— begin —

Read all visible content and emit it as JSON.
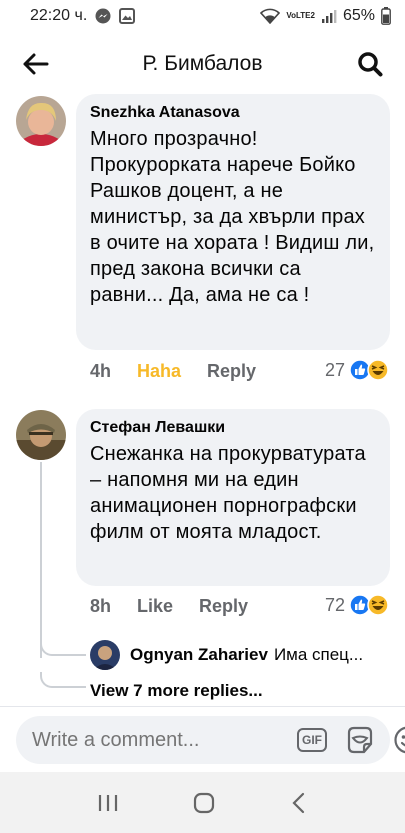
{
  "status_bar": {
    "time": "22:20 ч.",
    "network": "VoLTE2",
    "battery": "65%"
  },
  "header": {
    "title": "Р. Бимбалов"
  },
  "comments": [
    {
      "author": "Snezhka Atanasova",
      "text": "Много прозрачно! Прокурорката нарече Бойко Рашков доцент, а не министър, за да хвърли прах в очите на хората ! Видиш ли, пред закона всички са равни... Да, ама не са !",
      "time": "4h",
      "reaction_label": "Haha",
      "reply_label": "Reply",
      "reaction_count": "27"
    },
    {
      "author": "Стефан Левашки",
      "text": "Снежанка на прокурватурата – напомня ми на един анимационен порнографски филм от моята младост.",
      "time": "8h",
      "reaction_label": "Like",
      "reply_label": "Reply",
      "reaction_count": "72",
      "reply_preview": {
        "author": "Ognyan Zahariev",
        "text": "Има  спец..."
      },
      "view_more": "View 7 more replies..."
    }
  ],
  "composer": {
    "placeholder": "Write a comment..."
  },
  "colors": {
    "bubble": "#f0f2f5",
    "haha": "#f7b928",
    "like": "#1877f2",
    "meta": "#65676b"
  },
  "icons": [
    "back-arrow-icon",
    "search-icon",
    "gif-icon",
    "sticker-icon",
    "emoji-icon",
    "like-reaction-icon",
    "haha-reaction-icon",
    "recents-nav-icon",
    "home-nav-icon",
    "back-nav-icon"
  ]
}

— end —

◆ **REQUIRED TASK**:
Say how many lines include the word "author"; reply with the number alone.

◆ **FULL ANSWER**:
3